- _Given text_
——————————

Predict: Next gen console tech (9th iteration and 10th iteration edition) [2014 - 2017]

Status
Not open for further replies.
GDDR6 will arrive in early 2018.

Seoul, April 23, 2017 – SK Hynix Inc. (or ‘the Company’, www.skhynix.com) today introduced the world’s fastest 2Znm 8Gb(Gigabit) GDDR6(Graphics DDR6) DRAM. The product operates with an I/O data rate of 16Gbps(Gigabits per second) per pin, which is the industry’s fastest. With a forthcoming high-end graphics card of 384-bit I/Os, this DRAM processes up to 768GB(Gigabytes) of graphics data per second. SK Hynix has been planning to mass produce the product for a client to release high-end graphics card by early 2018 equipped with high performance GDDR6 DRAMs.
http://www.skhynix.com/eng/pr/pressReleaseView.do?seq=2086&offset=1
 
GDDR6 will arrive in early 2018.

Seoul, April 23, 2017 – SK Hynix Inc. (or ‘the Company’, www.skhynix.com) today introduced the world’s fastest 2Znm 8Gb(Gigabit) GDDR6(Graphics DDR6) DRAM. The product operates with an I/O data rate of 16Gbps(Gigabits per second) per pin, which is the industry’s fastest. With a forthcoming high-end graphics card of 384-bit I/Os, this DRAM processes up to 768GB(Gigabytes) of graphics data per second. SK Hynix has been planning to mass produce the product for a client to release high-end graphics card by early 2018 equipped with high performance GDDR6 DRAMs.
http://www.skhynix.com/eng/pr/pressReleaseView.do?seq=2086&offset=1

Would this forthcoming high-end graphics card be from Nvidia or AMD?

We know Vega will use HBM2, don't we?

Is this a portent to GPU vendors abandoning wholesale HBM?
 
Hm so with a 256bit bus memory you would get 480~512GB/s at 14~16gbps. Don't think you would need moe bandwith than that.

——————————

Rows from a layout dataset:
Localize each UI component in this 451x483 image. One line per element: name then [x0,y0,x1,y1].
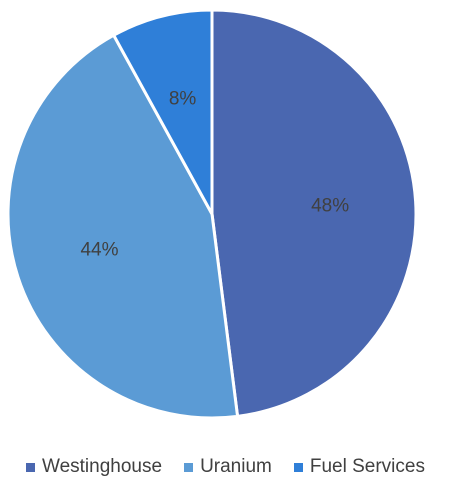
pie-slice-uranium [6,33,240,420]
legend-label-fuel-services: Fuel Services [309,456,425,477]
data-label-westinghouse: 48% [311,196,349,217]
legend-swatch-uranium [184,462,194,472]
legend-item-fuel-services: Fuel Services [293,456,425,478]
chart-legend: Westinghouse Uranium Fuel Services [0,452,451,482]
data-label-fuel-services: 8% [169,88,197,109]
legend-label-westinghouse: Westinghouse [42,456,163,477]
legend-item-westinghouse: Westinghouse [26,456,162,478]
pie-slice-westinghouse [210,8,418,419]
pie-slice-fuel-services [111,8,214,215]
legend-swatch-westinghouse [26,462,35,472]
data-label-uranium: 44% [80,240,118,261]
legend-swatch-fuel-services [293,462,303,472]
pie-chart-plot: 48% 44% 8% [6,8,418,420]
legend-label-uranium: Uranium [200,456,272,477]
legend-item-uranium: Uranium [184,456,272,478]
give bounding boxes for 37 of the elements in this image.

——————————

- _Directives_
**A.** Answer these questions about the GDDR6 thread:
(i) On what date did SK Hynix introduce its 8Gb GDDR6 DRAM?
(ii) What per-pin I/O data rate does that DRAM operate at?
(iii) What bandwidth range does the last post give for a 256bit bus at 14~16gbps?
**B.** In the GDDR6 thread, substitute "graphics card makers" for "GPU vendors" and write out the passage from "Would this forthcoming" to "abandoning wholesale HBM?".
**C.** Resume the GDDR6 forum thread after its final post.

- _Answers for the tasks_
**A.**
(i) April 23, 2017
(ii) 16Gbps per pin
(iii) 480~512GB/s

**B.**
Would this forthcoming high-end graphics card be from Nvidia or AMD?

We know Vega will use HBM2, don't we?

Is this a portent to graphics card makers abandoning wholesale HBM?

**C.**
Bandwidth-wise its fine, but ram amount could be problematic. This still has a limit of 1GB per chip, which means that realistic limit is 16GB.
 
The other issue is power consumption so how many watts difference between 512gb/s sec of GDDR6 vs 2 stacks of HBM2.

Couldn't find anything on HBM2 power consumption, but I did find an Anandtech article for estimated power consumption for HBM1 (on the AMD Fury X) and GDDR5x at around 14W and 20W respectively.

Seems in general HBM is lower power, but I think may carry a significant price premium at the moment.
 
Bandwidth-wise its fine, but ram amount could be problematic. This still has a limit of 1GB per chip, which means that realistic limit is 16GB.
The first one announced is 8Gb, but it's very possible 16Gb would be coming out soon after.
 
Question, is 512GB/s of memory bw actually enough for a hypothetical 12-14 TFLOPS PS5?

Considering, the console will likely have the same unified memory architecture, possibly GPU with 64 ROPs** and clocked in the GHz range? And that's not even considering the increasing bw requirement of a Zen-based CPU?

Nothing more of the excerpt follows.